>> begin RECORDS

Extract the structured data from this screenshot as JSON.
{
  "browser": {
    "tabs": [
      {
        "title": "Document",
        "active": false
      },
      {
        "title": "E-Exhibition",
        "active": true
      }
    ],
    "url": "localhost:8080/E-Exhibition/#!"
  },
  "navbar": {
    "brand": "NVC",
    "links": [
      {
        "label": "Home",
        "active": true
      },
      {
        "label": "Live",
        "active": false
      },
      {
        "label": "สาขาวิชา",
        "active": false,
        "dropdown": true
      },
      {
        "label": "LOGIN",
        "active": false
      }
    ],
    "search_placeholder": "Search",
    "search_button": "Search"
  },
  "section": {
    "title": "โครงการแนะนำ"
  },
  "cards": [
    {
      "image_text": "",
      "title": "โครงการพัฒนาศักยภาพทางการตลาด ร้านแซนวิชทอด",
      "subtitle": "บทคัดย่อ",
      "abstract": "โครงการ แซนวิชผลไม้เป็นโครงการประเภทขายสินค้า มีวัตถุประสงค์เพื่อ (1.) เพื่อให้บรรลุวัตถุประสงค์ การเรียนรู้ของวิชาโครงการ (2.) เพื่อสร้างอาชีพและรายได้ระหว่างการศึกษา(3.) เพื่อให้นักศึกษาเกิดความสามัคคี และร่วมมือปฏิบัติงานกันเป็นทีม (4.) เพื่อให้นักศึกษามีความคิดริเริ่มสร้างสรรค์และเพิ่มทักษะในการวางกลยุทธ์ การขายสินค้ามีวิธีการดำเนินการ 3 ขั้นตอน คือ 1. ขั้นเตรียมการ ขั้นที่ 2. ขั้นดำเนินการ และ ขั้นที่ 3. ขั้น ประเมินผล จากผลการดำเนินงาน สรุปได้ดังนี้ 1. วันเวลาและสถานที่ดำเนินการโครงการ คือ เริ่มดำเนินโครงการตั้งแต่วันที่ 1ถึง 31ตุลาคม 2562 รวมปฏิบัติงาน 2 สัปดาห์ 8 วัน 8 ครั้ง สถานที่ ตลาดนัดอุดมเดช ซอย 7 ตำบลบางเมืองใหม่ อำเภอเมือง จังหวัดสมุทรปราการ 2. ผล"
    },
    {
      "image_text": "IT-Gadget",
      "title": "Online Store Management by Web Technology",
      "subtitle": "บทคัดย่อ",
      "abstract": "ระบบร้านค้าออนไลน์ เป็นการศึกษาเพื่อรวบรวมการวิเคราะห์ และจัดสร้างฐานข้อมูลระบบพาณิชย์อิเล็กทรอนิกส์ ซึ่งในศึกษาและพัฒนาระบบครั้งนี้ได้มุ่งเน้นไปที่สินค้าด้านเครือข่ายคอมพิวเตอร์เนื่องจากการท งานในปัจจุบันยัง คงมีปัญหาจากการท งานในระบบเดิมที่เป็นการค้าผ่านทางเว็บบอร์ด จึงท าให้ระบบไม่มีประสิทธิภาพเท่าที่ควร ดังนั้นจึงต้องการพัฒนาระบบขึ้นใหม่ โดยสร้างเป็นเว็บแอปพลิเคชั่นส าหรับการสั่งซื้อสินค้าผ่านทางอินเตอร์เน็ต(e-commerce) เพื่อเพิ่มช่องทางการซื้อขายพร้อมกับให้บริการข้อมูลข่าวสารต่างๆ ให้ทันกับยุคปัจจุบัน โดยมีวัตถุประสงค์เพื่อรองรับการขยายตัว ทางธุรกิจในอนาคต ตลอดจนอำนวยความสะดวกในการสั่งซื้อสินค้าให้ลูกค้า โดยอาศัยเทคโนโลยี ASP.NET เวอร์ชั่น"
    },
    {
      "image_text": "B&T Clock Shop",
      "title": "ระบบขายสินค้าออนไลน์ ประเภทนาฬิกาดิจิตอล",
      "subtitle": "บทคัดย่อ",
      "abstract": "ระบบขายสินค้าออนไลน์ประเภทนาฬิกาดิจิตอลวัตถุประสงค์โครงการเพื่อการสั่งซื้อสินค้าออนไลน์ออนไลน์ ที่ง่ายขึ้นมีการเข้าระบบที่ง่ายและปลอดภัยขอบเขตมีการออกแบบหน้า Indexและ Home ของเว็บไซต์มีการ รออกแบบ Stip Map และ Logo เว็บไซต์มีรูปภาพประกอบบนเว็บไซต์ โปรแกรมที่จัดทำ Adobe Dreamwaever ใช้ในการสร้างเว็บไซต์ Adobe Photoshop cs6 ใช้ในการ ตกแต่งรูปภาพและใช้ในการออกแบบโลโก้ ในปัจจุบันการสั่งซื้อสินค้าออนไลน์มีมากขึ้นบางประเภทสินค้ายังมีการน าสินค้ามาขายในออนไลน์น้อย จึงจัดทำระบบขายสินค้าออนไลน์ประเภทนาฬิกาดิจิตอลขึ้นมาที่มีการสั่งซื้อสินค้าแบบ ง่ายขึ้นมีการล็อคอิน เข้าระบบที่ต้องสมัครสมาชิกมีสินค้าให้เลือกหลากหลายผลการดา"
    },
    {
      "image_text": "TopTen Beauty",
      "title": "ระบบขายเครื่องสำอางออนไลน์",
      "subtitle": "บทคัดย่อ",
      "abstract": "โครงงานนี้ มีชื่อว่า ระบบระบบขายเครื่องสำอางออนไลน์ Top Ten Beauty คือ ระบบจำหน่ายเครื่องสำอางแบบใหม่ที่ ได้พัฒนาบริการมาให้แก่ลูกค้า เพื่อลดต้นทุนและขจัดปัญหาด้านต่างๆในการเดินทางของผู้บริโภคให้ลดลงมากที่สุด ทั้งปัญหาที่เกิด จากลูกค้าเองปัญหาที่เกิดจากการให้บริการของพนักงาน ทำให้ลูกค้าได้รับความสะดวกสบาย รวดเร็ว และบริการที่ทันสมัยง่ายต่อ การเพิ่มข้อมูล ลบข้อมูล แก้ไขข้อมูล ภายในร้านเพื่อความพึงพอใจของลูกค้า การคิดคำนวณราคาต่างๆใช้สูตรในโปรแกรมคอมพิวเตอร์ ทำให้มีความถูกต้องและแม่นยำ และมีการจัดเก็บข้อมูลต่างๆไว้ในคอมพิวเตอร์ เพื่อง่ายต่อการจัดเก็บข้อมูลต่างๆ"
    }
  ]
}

>> end RECORDS

### BRIEF
Transcribe the material above in its entirety. Match it exactly.

### CORRECT RESPONSE
Extract the structured data from this screenshot as JSON.
{
  "browser": {
    "tabs": [
      {
        "title": "Document",
        "active": false
      },
      {
        "title": "E-Exhibition",
        "active": true
      }
    ],
    "url": "localhost:8080/E-Exhibition/#!"
  },
  "navbar": {
    "brand": "NVC",
    "links": [
      {
        "label": "Home",
        "active": true
      },
      {
        "label": "Live",
        "active": false
      },
      {
        "label": "สาขาวิชา",
        "active": false,
        "dropdown": true
      },
      {
        "label": "LOGIN",
        "active": false
      }
    ],
    "search_placeholder": "Search",
    "search_button": "Search"
  },
  "section": {
    "title": "โครงการแนะนำ"
  },
  "cards": [
    {
      "image_text": "",
      "title": "โครงการพัฒนาศักยภาพทางการตลาด ร้านแซนวิชทอด",
      "subtitle": "บทคัดย่อ",
      "abstract": "โครงการ แซนวิชผลไม้เป็นโครงการประเภทขายสินค้า มีวัตถุประสงค์เพื่อ (1.) เพื่อให้บรรลุวัตถุประสงค์ การเรียนรู้ของวิชาโครงการ (2.) เพื่อสร้างอาชีพและรายได้ระหว่างการศึกษา(3.) เพื่อให้นักศึกษาเกิดความสามัคคี และร่วมมือปฏิบัติงานกันเป็นทีม (4.) เพื่อให้นักศึกษามีความคิดริเริ่มสร้างสรรค์และเพิ่มทักษะในการวางกลยุทธ์ การขายสินค้ามีวิธีการดำเนินการ 3 ขั้นตอน คือ 1. ขั้นเตรียมการ ขั้นที่ 2. ขั้นดำเนินการ และ ขั้นที่ 3. ขั้น ประเมินผล จากผลการดำเนินงาน สรุปได้ดังนี้ 1. วันเวลาและสถานที่ดำเนินการโครงการ คือ เริ่มดำเนินโครงการตั้งแต่วันที่ 1ถึง 31ตุลาคม 2562 รวมปฏิบัติงาน 2 สัปดาห์ 8 วัน 8 ครั้ง สถานที่ ตลาดนัดอุดมเดช ซอย 7 ตำบลบางเมืองใหม่ อำเภอเมือง จังหวัดสมุทรปราการ 2. ผล"
    },
    {
      "image_text": "IT-Gadget",
      "title": "Online Store Management by Web Technology",
      "subtitle": "บทคัดย่อ",
      "abstract": "ระบบร้านค้าออนไลน์ เป็นการศึกษาเพื่อรวบรวมการวิเคราะห์ และจัดสร้างฐานข้อมูลระบบพาณิชย์อิเล็กทรอนิกส์ ซึ่งในศึกษาและพัฒนาระบบครั้งนี้ได้มุ่งเน้นไปที่สินค้าด้านเครือข่ายคอมพิวเตอร์เนื่องจากการท งานในปัจจุบันยัง คงมีปัญหาจากการท งานในระบบเดิมที่เป็นการค้าผ่านทางเว็บบอร์ด จึงท าให้ระบบไม่มีประสิทธิภาพเท่าที่ควร ดังนั้นจึงต้องการพัฒนาระบบขึ้นใหม่ โดยสร้างเป็นเว็บแอปพลิเคชั่นส าหรับการสั่งซื้อสินค้าผ่านทางอินเตอร์เน็ต(e-commerce) เพื่อเพิ่มช่องทางการซื้อขายพร้อมกับให้บริการข้อมูลข่าวสารต่างๆ ให้ทันกับยุคปัจจุบัน โดยมีวัตถุประสงค์เพื่อรองรับการขยายตัว ทางธุรกิจในอนาคต ตลอดจนอำนวยความสะดวกในการสั่งซื้อสินค้าให้ลูกค้า โดยอาศัยเทคโนโลยี ASP.NET เวอร์ชั่น"
    },
    {
      "image_text": "B&T Clock Shop",
      "title": "ระบบขายสินค้าออนไลน์ ประเภทนาฬิกาดิจิตอล",
      "subtitle": "บทคัดย่อ",
      "abstract": "ระบบขายสินค้าออนไลน์ประเภทนาฬิกาดิจิตอลวัตถุประสงค์โครงการเพื่อการสั่งซื้อสินค้าออนไลน์ออนไลน์ ที่ง่ายขึ้นมีการเข้าระบบที่ง่ายและปลอดภัยขอบเขตมีการออกแบบหน้า Indexและ Home ของเว็บไซต์มีการ รออกแบบ Stip Map และ Logo เว็บไซต์มีรูปภาพประกอบบนเว็บไซต์ โปรแกรมที่จัดทำ Adobe Dreamwaever ใช้ในการสร้างเว็บไซต์ Adobe Photoshop cs6 ใช้ในการ ตกแต่งรูปภาพและใช้ในการออกแบบโลโก้ ในปัจจุบันการสั่งซื้อสินค้าออนไลน์มีมากขึ้นบางประเภทสินค้ายังมีการน าสินค้ามาขายในออนไลน์น้อย จึงจัดทำระบบขายสินค้าออนไลน์ประเภทนาฬิกาดิจิตอลขึ้นมาที่มีการสั่งซื้อสินค้าแบบ ง่ายขึ้นมีการล็อคอิน เข้าระบบที่ต้องสมัครสมาชิกมีสินค้าให้เลือกหลากหลายผลการดา"
    },
    {
      "image_text": "TopTen Beauty",
      "title": "ระบบขายเครื่องสำอางออนไลน์",
      "subtitle": "บทคัดย่อ",
      "abstract": "โครงงานนี้ มีชื่อว่า ระบบระบบขายเครื่องสำอางออนไลน์ Top Ten Beauty คือ ระบบจำหน่ายเครื่องสำอางแบบใหม่ที่ ได้พัฒนาบริการมาให้แก่ลูกค้า เพื่อลดต้นทุนและขจัดปัญหาด้านต่างๆในการเดินทางของผู้บริโภคให้ลดลงมากที่สุด ทั้งปัญหาที่เกิด จากลูกค้าเองปัญหาที่เกิดจากการให้บริการของพนักงาน ทำให้ลูกค้าได้รับความสะดวกสบาย รวดเร็ว และบริการที่ทันสมัยง่ายต่อ การเพิ่มข้อมูล ลบข้อมูล แก้ไขข้อมูล ภายในร้านเพื่อความพึงพอใจของลูกค้า การคิดคำนวณราคาต่างๆใช้สูตรในโปรแกรมคอมพิวเตอร์ ทำให้มีความถูกต้องและแม่นยำ และมีการจัดเก็บข้อมูลต่างๆไว้ในคอมพิวเตอร์ เพื่อง่ายต่อการจัดเก็บข้อมูลต่างๆ"
    }
  ]
}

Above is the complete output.